**Extract**.
════
Multi-tasking vs. single or mono-tasking. A 2009 study of heavy media multitaskers versus light media multitaskers from the Proceedings of the National Academy of Sciences of the United States of America revealed that heavy media multitaskers are more likely to be affected by random, non-essential stimuli. And here’s the surprising results. Heavy media multitaskers performed worse than light media multitaskers on a task-switching ability test, instead of performing better as expected. It seems as though multi-tasking actually hinders our ability to concentrate.
There is one tremendous benefit we seldom speak of in describing volunteer contributions. Volunteers are more able to focus on a single task than harried staff who are juggling multiple duties at one time. We, volunteer managers know this from experience. Take Greta in the example above. Can she possibly bring her best to each task in front of her? Will she be able to give her undivided attention to Matt, or to Serena? Will she find the concentration necessary to fill the volunteer tasks? Can she actually clear her mind to gather and record the volunteer hours for her report, not to mention adding the additional stats and stories she knows will make her report more impactful? Or will her attention dart back and forth, splitting her cognitive abilities into tiny, unusable pieces?
No, not with all the external stimuli that fractures her attention. This inability to do superhuman multitasking is one of the reasons we, volunteer managers ask for volunteer help with our workload. We realize that a competent volunteer can do a job that might take us ten times as long to do, because we are in a constant state of being distracted.
════
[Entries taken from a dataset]
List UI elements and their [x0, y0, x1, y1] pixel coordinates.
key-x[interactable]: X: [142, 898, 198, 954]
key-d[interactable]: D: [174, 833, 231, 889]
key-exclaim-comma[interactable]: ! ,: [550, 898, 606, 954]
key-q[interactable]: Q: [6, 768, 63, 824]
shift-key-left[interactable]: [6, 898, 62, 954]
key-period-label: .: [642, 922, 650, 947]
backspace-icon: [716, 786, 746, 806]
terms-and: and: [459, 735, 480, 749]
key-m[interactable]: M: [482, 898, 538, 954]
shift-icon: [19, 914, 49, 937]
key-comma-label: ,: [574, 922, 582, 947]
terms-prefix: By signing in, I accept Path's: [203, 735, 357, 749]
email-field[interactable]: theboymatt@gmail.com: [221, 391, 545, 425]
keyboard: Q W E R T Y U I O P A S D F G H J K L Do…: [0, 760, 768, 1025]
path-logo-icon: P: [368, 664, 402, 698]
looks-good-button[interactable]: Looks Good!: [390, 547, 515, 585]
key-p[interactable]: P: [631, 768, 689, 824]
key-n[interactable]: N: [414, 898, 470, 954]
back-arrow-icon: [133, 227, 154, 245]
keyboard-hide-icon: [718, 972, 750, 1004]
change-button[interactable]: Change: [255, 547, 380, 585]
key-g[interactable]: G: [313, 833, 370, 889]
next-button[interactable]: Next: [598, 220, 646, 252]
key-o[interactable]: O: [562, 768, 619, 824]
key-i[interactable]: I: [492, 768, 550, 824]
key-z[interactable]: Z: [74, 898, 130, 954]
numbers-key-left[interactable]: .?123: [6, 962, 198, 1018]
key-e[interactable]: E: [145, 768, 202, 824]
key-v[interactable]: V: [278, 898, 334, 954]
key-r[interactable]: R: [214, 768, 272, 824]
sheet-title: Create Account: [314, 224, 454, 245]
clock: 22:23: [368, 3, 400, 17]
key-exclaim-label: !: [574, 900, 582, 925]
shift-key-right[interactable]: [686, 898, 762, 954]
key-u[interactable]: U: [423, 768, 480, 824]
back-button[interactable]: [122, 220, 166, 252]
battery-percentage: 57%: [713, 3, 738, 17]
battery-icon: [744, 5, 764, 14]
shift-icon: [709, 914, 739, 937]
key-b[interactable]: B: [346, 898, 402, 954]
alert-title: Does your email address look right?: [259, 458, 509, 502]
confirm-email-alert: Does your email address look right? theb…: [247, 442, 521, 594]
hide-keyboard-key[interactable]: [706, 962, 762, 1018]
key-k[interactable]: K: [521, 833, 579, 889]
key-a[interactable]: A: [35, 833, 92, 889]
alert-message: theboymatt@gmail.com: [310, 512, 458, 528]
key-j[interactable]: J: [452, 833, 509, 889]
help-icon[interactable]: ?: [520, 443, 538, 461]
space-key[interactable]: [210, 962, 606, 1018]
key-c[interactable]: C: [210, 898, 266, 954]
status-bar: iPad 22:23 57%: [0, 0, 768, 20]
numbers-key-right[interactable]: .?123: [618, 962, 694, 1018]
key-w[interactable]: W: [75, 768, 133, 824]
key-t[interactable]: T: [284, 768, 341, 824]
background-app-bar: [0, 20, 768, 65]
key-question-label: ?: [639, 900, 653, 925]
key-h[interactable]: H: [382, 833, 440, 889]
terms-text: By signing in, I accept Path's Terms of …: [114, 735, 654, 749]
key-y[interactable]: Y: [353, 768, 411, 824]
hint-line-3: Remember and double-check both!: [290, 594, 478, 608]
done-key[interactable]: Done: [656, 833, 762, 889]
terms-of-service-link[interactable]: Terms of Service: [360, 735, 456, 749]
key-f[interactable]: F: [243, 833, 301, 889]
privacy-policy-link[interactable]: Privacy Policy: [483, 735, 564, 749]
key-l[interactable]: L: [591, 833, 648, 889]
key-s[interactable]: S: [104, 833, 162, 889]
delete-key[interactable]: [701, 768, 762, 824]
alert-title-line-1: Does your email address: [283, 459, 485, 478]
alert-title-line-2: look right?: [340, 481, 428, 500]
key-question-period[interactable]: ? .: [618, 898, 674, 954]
════
**Task set**.
(1) In the multitasking passage, how did heavy media multitaskers score on the task-switching ability test compared with light media multitaskers?
(2) Carry on writing the multitasking passage, starting after its last sentence.
The entries have nothing to do with the multitasking passage.

**Numbered responses**.
(1) They performed worse than light media multitaskers.

(2)
We’ve seen it so many times. Give a volunteer a desk and a light and they will power through an assignment. Volunteers possess the trifecta of task accomplishment:
- The will or passion
- The time
- The focus
We need to highlight this overlooked asset and properly showcase it as a benefit derived from embracing volunteer help . We can start by asking staff and senior management these questions:
- If you had two hours a day to focus on one task without interruption, what could you accomplish?
- Do you often feel like you are being pulled in multiple directions and you can’t concentrate?
- What would it mean to you if you could offload a portion of your work so that you could give your attention to the tasks you feel are critical to your job and our mission?
- Do you feel that being pulled in so many directions actually helps or hinders your ability to reach your goals?
And here’s the kicker question:
Do you really think that someone who is passionate about helping, can sit and actually focus on the task at hand and is willing to devote the time to getting it done will do a much poorer job than the person who is continuously pulled in every direction?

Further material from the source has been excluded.